Exactly reproduce each line of the listing that follows.

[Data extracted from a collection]
--

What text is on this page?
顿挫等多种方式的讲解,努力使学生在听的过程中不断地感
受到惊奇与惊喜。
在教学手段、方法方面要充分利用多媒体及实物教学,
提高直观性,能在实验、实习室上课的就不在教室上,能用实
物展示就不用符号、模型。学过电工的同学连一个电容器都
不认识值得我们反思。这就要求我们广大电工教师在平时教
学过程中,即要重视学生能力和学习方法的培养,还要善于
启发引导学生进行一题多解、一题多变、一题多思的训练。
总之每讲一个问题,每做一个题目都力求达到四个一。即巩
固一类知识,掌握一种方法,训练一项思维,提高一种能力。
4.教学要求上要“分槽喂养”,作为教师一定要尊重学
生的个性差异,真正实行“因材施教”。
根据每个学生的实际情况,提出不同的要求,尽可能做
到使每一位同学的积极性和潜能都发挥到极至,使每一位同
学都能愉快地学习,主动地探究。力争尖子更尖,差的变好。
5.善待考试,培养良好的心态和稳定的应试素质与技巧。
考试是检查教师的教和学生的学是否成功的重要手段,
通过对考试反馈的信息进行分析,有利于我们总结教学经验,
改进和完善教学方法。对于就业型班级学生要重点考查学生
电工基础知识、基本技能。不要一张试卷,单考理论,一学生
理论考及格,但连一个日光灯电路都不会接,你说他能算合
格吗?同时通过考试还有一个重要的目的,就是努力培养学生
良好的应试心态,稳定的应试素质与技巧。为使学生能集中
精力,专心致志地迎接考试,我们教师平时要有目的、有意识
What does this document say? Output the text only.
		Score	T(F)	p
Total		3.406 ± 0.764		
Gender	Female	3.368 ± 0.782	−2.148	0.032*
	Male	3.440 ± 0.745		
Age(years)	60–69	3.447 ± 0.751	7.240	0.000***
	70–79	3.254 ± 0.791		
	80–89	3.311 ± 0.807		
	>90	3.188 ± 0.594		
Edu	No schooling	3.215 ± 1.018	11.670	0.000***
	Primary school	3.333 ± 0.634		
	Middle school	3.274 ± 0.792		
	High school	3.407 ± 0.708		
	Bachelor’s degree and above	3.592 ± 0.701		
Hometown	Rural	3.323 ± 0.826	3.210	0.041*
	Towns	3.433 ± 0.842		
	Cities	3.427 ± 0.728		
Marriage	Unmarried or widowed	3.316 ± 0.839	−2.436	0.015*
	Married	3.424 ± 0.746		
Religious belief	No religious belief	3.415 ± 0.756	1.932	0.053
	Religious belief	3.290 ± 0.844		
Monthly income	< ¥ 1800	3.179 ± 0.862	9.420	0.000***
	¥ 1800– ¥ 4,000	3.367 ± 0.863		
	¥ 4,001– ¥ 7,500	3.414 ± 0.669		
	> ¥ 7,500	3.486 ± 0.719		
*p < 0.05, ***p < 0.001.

--

== Task output ==
What text is on this page?
顿挫等多种方式的讲解,努力使学生在听的过程中不断地感
受到惊奇与惊喜。
在教学手段、方法方面要充分利用多媒体及实物教学,
提高直观性,能在实验、实习室上课的就不在教室上,能用实
物展示就不用符号、模型。学过电工的同学连一个电容器都
不认识值得我们反思。这就要求我们广大电工教师在平时教
学过程中,即要重视学生能力和学习方法的培养,还要善于
启发引导学生进行一题多解、一题多变、一题多思的训练。
总之每讲一个问题,每做一个题目都力求达到四个一。即巩
固一类知识,掌握一种方法,训练一项思维,提高一种能力。
4.教学要求上要“分槽喂养”,作为教师一定要尊重学
生的个性差异,真正实行“因材施教”。
根据每个学生的实际情况,提出不同的要求,尽可能做
到使每一位同学的积极性和潜能都发挥到极至,使每一位同
学都能愉快地学习,主动地探究。力争尖子更尖,差的变好。
5.善待考试,培养良好的心态和稳定的应试素质与技巧。
考试是检查教师的教和学生的学是否成功的重要手段,
通过对考试反馈的信息进行分析,有利于我们总结教学经验,
改进和完善教学方法。对于就业型班级学生要重点考查学生
电工基础知识、基本技能。不要一张试卷,单考理论,一学生
理论考及格,但连一个日光灯电路都不会接,你说他能算合
格吗?同时通过考试还有一个重要的目的,就是努力培养学生
良好的应试心态,稳定的应试素质与技巧。为使学生能集中
精力,专心致志地迎接考试,我们教师平时要有目的、有意识
What does this document say? Output the text only.
		Score	T(F)	p
Total		3.406 ± 0.764		
Gender	Female	3.368 ± 0.782	−2.148	0.032*
	Male	3.440 ± 0.745		
Age(years)	60–69	3.447 ± 0.751	7.240	0.000***
	70–79	3.254 ± 0.791		
	80–89	3.311 ± 0.807		
	>90	3.188 ± 0.594		
Edu	No schooling	3.215 ± 1.018	11.670	0.000***
	Primary school	3.333 ± 0.634		
	Middle school	3.274 ± 0.792		
	High school	3.407 ± 0.708		
	Bachelor’s degree and above	3.592 ± 0.701		
Hometown	Rural	3.323 ± 0.826	3.210	0.041*
	Towns	3.433 ± 0.842		
	Cities	3.427 ± 0.728		
Marriage	Unmarried or widowed	3.316 ± 0.839	−2.436	0.015*
	Married	3.424 ± 0.746		
Religious belief	No religious belief	3.415 ± 0.756	1.932	0.053
	Religious belief	3.290 ± 0.844		
Monthly income	< ¥ 1800	3.179 ± 0.862	9.420	0.000***
	¥ 1800– ¥ 4,000	3.367 ± 0.863		
	¥ 4,001– ¥ 7,500	3.414 ± 0.669		
	> ¥ 7,500	3.486 ± 0.719		
*p < 0.05, ***p < 0.001.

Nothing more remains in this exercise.